═══ Data for this exercise ═══

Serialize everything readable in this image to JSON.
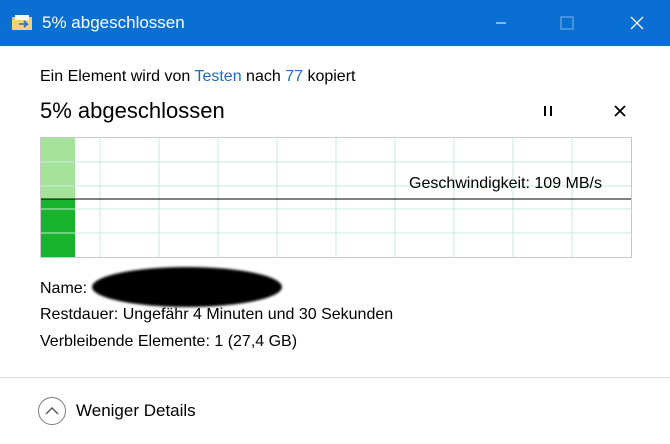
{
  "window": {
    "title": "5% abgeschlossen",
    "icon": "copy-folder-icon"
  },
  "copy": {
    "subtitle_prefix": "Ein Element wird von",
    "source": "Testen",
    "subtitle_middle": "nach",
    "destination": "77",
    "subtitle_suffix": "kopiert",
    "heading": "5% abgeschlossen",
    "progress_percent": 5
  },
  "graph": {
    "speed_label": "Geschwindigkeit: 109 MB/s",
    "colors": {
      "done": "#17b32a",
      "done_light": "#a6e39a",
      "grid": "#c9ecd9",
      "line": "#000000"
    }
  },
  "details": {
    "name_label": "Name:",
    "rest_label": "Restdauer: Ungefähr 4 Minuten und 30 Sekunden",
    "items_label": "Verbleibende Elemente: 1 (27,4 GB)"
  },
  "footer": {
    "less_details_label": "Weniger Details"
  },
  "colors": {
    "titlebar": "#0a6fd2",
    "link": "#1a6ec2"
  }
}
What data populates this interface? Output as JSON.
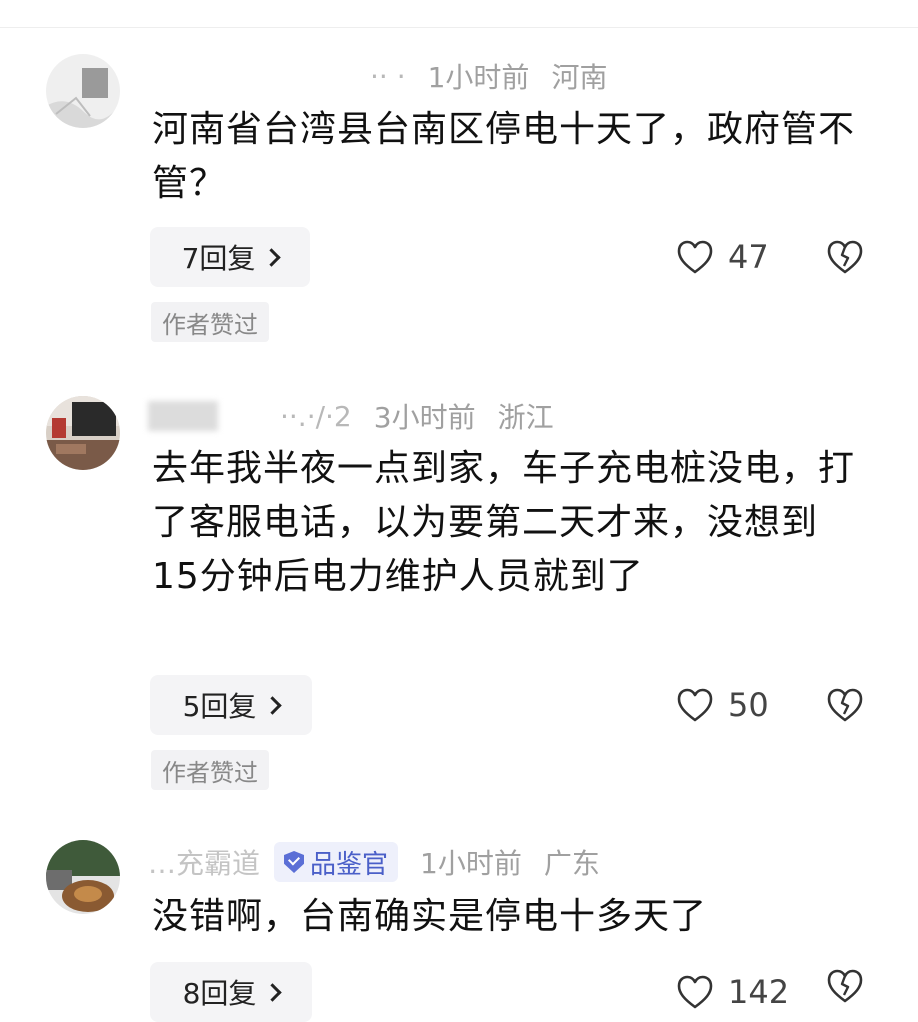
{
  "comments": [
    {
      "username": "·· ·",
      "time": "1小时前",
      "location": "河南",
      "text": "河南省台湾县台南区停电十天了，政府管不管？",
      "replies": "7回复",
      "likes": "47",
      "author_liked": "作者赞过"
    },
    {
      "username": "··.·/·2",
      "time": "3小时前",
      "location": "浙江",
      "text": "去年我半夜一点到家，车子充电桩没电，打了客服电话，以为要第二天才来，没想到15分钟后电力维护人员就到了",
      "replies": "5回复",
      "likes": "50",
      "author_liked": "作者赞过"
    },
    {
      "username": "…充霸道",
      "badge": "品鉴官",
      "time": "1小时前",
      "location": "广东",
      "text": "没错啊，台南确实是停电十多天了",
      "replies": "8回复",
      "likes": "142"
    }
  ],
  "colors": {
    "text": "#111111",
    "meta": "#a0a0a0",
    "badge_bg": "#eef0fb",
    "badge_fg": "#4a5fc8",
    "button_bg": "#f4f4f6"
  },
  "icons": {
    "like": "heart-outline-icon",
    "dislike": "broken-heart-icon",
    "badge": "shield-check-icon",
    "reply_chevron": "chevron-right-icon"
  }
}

═══

§ **Work required**:
Show the lines of the records that contain the word "replies".

§ **The result**:
      "replies": "7回复",
      "replies": "5回复",
      "replies": "8回复",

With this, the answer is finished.